** Opening Supplied material block **
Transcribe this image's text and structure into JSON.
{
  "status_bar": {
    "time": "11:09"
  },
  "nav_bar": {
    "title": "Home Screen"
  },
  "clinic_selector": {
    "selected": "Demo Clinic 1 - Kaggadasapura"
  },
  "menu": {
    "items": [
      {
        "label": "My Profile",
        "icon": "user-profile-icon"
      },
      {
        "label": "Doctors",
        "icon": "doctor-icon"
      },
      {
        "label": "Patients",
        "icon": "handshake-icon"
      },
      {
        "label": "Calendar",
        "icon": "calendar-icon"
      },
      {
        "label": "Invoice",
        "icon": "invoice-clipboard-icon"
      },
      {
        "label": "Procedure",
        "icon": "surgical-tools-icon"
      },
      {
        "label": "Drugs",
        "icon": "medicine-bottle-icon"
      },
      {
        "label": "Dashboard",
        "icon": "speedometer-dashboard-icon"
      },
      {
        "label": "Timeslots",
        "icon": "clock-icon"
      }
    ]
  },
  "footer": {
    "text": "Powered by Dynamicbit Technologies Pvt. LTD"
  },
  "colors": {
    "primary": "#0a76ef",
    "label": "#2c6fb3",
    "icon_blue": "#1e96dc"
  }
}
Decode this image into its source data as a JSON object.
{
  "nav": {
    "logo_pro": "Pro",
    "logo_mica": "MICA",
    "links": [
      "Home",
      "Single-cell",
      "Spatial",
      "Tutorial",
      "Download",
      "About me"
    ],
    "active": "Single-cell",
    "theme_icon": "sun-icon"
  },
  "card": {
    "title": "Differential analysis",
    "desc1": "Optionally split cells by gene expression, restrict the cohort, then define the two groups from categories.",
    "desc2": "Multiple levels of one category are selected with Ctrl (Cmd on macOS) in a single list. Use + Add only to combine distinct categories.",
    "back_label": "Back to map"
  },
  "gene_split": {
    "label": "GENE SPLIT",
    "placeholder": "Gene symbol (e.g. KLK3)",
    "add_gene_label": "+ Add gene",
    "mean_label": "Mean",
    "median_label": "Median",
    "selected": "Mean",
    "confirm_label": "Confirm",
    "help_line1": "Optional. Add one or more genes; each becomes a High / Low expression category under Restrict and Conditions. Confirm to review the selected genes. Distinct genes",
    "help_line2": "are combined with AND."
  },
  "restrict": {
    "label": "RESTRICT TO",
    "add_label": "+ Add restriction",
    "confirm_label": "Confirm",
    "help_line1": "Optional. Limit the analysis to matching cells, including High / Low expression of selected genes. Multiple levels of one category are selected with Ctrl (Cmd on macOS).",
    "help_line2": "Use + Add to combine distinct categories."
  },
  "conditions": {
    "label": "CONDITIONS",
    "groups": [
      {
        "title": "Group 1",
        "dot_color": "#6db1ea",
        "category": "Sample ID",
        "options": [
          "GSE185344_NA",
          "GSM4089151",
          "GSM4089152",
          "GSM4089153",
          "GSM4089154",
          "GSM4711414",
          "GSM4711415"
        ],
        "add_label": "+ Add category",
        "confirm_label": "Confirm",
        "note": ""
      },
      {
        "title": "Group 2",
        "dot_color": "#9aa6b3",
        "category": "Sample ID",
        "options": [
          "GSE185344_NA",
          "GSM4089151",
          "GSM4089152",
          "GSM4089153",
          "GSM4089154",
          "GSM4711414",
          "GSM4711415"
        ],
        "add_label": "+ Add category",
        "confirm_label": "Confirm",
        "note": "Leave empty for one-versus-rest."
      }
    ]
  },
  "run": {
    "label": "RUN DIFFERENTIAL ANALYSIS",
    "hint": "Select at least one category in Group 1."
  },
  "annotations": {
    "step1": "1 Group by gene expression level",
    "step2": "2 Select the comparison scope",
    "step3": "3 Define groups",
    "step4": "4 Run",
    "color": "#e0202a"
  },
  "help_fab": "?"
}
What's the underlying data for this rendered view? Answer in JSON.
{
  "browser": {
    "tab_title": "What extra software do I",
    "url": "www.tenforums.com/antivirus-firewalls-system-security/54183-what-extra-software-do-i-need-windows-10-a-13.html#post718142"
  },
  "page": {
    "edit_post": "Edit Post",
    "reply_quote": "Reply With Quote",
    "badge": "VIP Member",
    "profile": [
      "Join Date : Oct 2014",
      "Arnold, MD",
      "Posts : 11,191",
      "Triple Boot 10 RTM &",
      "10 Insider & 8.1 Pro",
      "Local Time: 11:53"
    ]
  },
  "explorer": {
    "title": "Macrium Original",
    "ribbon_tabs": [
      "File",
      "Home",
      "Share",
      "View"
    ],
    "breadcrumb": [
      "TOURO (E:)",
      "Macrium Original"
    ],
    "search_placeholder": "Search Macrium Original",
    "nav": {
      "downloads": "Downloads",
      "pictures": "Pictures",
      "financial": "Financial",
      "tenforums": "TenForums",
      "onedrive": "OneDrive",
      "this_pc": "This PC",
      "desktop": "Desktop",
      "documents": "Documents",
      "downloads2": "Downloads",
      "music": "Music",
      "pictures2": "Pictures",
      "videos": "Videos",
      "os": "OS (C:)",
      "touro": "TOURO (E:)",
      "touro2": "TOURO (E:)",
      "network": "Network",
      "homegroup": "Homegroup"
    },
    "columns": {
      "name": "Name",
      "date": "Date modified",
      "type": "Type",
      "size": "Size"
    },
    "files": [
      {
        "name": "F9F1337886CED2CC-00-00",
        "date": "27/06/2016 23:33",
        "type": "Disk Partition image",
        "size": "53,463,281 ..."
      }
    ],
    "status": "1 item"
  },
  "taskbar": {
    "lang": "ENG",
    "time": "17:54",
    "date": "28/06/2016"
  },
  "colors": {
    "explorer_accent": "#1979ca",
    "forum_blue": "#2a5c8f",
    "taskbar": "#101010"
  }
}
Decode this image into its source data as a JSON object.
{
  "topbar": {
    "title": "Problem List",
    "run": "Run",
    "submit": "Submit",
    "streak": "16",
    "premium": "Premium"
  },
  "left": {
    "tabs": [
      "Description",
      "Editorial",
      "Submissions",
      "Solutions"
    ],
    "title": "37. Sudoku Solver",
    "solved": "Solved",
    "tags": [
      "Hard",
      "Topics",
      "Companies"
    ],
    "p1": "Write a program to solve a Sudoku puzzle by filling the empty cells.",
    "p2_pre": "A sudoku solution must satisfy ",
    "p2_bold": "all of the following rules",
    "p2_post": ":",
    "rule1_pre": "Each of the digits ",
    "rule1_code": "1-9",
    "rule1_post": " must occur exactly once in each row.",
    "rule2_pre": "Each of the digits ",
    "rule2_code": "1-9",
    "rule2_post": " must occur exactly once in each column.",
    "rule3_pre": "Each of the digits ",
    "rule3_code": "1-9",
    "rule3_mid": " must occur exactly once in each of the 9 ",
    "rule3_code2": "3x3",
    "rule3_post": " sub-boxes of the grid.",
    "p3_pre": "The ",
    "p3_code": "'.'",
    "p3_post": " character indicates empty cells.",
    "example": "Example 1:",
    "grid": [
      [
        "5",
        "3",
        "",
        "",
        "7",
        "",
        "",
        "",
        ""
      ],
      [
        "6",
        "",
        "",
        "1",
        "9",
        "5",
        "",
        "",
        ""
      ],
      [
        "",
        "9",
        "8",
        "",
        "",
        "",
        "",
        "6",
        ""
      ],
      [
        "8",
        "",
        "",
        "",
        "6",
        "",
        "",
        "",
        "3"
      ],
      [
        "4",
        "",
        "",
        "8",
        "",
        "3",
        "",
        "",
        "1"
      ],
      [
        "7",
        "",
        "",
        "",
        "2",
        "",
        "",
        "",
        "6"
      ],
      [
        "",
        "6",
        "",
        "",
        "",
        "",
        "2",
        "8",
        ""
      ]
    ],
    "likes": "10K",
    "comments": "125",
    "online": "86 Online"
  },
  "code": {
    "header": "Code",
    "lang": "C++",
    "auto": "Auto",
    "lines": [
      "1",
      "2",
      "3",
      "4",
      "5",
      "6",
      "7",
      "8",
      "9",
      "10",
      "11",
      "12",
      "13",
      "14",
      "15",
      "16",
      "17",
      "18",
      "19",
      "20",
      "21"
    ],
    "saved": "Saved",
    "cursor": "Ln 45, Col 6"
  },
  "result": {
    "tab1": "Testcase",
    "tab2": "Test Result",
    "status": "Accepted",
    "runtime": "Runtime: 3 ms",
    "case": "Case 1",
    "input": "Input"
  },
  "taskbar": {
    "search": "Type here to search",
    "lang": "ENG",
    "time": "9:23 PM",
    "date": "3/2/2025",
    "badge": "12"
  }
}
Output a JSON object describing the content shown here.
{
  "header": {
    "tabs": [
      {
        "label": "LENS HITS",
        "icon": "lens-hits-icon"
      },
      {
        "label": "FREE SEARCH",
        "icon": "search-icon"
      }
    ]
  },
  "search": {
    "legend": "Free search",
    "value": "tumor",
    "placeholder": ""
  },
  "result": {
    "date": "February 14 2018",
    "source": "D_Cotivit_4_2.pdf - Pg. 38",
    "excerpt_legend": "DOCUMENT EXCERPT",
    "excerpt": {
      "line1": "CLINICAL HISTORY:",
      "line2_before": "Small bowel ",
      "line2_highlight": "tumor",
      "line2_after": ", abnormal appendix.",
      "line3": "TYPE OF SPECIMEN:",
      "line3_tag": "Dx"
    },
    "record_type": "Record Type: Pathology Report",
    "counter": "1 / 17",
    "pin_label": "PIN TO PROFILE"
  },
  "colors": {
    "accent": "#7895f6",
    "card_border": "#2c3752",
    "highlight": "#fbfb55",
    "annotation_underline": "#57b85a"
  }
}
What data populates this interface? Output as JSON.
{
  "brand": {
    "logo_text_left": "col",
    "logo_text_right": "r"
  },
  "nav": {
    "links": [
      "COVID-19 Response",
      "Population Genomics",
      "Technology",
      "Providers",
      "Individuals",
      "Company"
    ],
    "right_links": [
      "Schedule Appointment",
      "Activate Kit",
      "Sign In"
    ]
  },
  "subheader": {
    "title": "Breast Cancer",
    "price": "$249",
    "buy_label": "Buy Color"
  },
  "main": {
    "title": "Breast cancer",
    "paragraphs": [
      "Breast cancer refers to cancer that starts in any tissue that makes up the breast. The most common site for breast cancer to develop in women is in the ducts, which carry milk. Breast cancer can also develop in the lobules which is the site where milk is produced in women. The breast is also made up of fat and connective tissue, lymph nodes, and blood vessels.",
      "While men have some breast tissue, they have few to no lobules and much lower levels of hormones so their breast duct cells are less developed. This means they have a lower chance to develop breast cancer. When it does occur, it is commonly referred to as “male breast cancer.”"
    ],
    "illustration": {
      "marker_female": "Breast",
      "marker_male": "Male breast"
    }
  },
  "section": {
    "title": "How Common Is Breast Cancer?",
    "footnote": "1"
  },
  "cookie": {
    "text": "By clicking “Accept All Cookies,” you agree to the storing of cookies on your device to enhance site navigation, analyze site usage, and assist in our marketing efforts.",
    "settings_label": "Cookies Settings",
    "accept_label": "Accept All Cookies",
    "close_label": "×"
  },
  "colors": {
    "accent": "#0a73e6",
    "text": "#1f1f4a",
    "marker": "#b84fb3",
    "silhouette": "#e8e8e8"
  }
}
** Closing Supplied material block **
* _Work required_: What lines above contain "selected"? Copy them out.

* _Finished exercise_:
    "selected": "Demo Clinic 1 - Kaggadasapura"
    "desc2": "Multiple levels of one category are selected with Ctrl (Cmd on macOS) in a single list. Use + Add only to combine distinct categories.",
    "selected": "Mean",
    "help_line1": "Optional. Add one or more genes; each becomes a High / Low expression category under Restrict and Conditions. Confirm to review the selected genes. Distinct genes",
    "help_line1": "Optional. Limit the analysis to matching cells, including High / Low expression of selected genes. Multiple levels of one category are selected with Ctrl (Cmd on macOS).",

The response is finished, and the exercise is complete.